Parlament und parlamentarischer Betrieb

Wir Piraten erachten eine möglichst umfassende Gewaltenteilung im Staat als absolut sinnvoll und notwendig. Wir sind daher der festen Überzeugung, dass das Parlament gegenüber der Regierung gestärkt werden muss. Unser Fernziel ist eine strikte Trennung der exekutiven und legislativen Gewalt.

Um dies zu erreichen ist es unabdingbar das Parlament zu stärken und die parlamentarischen Prozesse hin zu mehr Transparenz und Beteiligung der Bürger zu öffnen.

Das starke Parlament

Im derzeitigen parlamentarischen Betrieb werden viele Gesetzesvorlagen von der Regierung und ihrer Verwaltung ausgearbeitet. Wir können nachvollziehen, dass Ministerialverwaltungen an der Entstehung von Gesetzen beteiligt werden möchten, sind sie doch Experten auf ihrem Gebiet und in der Regel direkt von der Umsetzung und Anwendung der Gesetze betroffen. Wir sind jedoch der Meinung, dass das konkrete Ausarbeiten der Gesetzestexte dem Parlament vorbehalten sein muss. Die Verwaltung und die Exekutive sind aus Sicht der Gesetzgebung externe Lobbyisten.

Stärkung der Parlamentsverwaltung

Damit das Parlament diese zusätzlichen Aufgaben erfüllen kann, muss es gezielt gestärkt werden. Wir befürworten daher neben dem "Parlamentarischen Dienst" und dem "Zentralen Dienst" in der bayerischen Parlamentsverwaltung weitere Abteilungen für die inhaltliche Arbeit. Ein "Wissenschaftlicher Dienst", analog zu dem des Bundestages, ermöglicht es den Landtagsabgeordneten, sich unparteiisch und unabhängig von der Sachkompetenz der Ministerien zu bestimmten Themen zu informieren sowie entsprechende Gutachten erstellen zu lassen. Ein "Juristischer Dienst" kann ohne parteipolitische Brille eingebrachte Gesetze hinsichtlich ihrer rechtlichen Folgen bewerten und auf mögliche Fehler untersuchen.

Stärkung der Parlamentsfraktionen

Unabhängig von der Parlamentsverwaltung müssen die Parlamentarier und Fraktionen mit ausreichenden finanziellen Mitteln versorgt sein, damit sie entsprechend qualifiziertes Personal beschäftigen können, um ihren zusätzlichen Aufgaben gerecht werden zu können.

Das transparente Parlament

Für uns Piraten ist die Transparenz politischer Prozesse sowie parlamentarischer Entscheidungsfindung und -träger ein elementarer Bestandteil der Demokratie im 21. Jahrhundert. Die Einwohner Bayerns haben das Recht zu erfahren, wie politische Entscheidungen zustande kommen. Wichtig ist hierbei, dass Transparenz Teil der politischen Prozesse ist und nicht erst zustande kommt, wenn Menschen z.B. aufgrund von Informationsfreiheitsgesetzen aktiv Auskunft verlangen. Transparenz ist eine unabdingbare Vorraussetzung für die Beteiligung der Menschen an der politischen Entscheidungsfindung.

## Aufgabe
Gib an, welches Fernziel die Piraten im Auszug über Parlament und parlamentarischen Betrieb nennen. Die Datensätze werden für die Bearbeitung nicht benötigt.

## Bereitgestellte Datensätze

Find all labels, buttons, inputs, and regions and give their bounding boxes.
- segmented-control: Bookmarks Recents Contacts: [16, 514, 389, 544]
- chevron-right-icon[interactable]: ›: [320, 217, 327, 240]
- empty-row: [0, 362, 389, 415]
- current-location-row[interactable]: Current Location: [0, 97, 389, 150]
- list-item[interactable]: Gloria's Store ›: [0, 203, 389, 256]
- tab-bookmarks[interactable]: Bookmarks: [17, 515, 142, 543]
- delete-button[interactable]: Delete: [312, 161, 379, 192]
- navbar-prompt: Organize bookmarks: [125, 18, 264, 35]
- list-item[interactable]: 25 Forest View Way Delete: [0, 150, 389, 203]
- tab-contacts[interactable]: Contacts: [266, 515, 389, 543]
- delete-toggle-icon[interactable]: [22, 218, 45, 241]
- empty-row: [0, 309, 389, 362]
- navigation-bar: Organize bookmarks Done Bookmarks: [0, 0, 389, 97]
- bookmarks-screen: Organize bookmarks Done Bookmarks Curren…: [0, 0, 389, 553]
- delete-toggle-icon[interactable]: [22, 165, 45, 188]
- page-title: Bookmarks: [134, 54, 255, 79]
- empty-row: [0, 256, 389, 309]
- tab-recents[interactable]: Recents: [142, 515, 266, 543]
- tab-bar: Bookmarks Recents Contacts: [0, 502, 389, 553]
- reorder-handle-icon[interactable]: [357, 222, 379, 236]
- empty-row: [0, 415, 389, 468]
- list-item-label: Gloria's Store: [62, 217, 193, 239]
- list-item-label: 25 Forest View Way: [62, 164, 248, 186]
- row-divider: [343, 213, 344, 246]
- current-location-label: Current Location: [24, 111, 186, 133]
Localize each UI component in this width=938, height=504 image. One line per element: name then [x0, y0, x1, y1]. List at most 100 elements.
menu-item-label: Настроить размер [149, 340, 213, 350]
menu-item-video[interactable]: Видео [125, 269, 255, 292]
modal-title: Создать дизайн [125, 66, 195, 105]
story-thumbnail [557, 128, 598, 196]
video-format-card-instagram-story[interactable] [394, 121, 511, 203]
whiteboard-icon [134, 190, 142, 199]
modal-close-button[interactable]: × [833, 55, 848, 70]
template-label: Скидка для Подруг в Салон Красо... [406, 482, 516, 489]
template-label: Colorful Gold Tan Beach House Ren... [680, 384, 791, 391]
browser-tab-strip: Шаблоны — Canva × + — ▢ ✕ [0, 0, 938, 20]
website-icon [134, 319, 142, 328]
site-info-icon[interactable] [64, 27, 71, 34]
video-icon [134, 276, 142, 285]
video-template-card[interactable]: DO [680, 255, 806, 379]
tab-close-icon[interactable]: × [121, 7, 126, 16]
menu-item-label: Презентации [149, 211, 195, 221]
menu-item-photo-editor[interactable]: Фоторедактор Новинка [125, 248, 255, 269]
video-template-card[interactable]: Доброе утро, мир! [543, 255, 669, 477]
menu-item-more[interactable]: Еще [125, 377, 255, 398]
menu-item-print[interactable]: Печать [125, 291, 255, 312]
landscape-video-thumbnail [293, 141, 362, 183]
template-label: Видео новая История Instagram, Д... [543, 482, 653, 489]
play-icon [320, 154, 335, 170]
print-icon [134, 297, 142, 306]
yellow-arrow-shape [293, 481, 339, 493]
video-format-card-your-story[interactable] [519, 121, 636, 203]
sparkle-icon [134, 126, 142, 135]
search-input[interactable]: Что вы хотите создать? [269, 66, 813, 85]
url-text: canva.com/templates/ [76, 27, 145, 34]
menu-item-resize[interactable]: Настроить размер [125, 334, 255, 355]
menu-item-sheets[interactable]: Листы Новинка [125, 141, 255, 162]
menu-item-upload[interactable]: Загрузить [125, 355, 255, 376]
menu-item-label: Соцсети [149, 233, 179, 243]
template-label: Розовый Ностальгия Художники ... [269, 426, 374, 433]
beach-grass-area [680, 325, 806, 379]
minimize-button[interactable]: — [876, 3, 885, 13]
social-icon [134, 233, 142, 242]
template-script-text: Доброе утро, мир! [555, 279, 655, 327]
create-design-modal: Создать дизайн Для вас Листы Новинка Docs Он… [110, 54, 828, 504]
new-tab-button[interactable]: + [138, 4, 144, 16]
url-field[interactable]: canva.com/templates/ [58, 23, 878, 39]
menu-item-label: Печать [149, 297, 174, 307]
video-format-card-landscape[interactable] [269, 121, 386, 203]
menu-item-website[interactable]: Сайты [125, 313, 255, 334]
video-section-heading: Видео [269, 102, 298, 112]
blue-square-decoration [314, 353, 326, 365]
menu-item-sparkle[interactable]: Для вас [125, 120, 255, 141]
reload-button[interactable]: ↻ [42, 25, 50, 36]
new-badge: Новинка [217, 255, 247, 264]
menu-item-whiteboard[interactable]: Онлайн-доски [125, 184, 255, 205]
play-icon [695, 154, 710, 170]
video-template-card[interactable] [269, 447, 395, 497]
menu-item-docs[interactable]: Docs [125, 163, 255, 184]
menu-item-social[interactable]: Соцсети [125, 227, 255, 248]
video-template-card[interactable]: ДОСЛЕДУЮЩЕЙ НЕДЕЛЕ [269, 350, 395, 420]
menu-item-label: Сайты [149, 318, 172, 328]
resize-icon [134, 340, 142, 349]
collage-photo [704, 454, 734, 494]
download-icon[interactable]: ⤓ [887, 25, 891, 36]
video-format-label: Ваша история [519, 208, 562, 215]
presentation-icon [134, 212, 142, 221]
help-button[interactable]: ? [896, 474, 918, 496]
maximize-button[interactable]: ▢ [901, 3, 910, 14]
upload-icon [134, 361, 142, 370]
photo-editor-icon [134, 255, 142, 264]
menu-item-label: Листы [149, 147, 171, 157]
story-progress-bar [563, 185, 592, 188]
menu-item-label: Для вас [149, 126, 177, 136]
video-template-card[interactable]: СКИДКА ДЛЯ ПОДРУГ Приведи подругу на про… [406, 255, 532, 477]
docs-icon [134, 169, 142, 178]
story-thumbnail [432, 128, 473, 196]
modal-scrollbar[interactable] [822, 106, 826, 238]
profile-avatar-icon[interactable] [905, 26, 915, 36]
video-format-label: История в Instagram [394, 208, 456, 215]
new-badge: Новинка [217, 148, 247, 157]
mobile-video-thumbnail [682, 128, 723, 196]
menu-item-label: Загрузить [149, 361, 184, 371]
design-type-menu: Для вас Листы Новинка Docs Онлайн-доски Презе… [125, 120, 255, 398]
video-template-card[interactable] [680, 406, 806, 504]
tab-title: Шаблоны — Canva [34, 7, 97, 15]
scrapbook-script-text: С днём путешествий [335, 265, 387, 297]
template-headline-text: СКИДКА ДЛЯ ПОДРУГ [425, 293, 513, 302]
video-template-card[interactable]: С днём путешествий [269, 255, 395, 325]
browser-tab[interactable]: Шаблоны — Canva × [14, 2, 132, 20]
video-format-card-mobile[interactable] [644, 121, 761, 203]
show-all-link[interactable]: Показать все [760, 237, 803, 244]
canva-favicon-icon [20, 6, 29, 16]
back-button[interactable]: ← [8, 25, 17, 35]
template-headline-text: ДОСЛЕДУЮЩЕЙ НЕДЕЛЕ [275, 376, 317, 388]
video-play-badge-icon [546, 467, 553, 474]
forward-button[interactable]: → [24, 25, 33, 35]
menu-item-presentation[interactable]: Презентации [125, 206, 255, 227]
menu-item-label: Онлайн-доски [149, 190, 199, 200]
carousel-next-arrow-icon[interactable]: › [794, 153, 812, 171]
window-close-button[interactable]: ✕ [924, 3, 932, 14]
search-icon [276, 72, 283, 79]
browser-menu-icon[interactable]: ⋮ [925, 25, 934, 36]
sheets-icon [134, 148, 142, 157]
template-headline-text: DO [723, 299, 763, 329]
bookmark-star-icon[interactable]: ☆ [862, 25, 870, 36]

## Endergebnis
Eine strikte Trennung der exekutiven und legislativen Gewalt.